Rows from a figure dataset

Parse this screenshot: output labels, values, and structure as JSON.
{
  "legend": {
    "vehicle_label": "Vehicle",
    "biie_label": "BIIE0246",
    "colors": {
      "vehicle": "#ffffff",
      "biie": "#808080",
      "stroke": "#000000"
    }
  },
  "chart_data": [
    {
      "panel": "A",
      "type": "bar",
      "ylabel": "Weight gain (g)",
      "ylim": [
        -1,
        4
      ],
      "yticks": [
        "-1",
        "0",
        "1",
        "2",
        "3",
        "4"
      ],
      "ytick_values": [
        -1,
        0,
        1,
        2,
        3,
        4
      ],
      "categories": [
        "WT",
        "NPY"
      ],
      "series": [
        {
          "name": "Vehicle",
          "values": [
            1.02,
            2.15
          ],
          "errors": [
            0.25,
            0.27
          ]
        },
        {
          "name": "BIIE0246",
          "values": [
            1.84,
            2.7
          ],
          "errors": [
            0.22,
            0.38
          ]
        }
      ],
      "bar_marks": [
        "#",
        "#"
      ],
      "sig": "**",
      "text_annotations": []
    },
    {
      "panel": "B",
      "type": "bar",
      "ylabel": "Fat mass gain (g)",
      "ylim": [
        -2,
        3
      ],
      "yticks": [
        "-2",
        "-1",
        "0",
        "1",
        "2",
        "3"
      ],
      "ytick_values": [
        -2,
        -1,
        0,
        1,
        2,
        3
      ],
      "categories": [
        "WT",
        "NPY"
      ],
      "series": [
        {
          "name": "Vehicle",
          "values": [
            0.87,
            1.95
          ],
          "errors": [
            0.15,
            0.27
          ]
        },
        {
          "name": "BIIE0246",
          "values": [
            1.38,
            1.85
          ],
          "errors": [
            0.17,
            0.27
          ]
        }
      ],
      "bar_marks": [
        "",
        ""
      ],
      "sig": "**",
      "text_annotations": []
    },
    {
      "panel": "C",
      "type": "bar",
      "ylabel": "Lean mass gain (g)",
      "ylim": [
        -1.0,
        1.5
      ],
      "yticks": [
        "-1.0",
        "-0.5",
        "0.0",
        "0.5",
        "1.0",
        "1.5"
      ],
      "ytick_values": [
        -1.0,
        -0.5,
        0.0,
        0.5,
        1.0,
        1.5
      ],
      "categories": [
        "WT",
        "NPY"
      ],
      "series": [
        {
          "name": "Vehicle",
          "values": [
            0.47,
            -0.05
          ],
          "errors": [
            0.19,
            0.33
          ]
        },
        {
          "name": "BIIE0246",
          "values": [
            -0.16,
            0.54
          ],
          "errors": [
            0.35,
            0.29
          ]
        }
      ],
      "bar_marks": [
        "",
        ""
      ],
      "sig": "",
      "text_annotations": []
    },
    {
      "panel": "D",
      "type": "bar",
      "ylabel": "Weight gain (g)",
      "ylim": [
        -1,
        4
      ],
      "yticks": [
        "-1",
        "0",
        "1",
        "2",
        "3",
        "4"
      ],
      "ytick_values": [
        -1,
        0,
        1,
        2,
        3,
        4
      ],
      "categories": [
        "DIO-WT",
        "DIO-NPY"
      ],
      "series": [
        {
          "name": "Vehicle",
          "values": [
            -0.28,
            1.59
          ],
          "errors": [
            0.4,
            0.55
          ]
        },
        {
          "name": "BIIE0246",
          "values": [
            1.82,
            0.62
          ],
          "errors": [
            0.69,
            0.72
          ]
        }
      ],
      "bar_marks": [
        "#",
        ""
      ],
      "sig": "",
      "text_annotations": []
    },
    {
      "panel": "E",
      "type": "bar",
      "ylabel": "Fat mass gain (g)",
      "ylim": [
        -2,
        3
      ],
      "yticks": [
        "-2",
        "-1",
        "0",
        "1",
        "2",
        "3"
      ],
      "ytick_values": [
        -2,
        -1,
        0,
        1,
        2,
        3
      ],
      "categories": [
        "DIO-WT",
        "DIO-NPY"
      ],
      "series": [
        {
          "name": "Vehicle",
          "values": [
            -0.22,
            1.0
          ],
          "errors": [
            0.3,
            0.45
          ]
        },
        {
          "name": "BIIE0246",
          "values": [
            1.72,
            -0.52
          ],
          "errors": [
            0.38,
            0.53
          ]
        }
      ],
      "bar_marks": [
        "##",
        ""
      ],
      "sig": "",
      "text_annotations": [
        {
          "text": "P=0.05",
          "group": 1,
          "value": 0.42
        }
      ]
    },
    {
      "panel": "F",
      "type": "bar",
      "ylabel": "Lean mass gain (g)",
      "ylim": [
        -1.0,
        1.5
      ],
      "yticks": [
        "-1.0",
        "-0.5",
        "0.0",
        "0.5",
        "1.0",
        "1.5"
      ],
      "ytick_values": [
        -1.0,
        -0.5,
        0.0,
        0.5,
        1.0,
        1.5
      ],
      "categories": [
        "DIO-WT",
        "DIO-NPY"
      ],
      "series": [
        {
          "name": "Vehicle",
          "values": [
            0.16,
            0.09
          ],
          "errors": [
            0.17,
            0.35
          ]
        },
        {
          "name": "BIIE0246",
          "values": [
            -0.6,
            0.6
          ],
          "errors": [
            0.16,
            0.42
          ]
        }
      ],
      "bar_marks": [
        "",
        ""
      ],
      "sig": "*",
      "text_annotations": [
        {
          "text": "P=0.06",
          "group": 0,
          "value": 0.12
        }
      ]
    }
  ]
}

DO THIS
Each line that holds the word "panel" is to be copied.

TASK ANSWER
      "panel": "A",
      "panel": "B",
      "panel": "C",
      "panel": "D",
      "panel": "E",
      "panel": "F",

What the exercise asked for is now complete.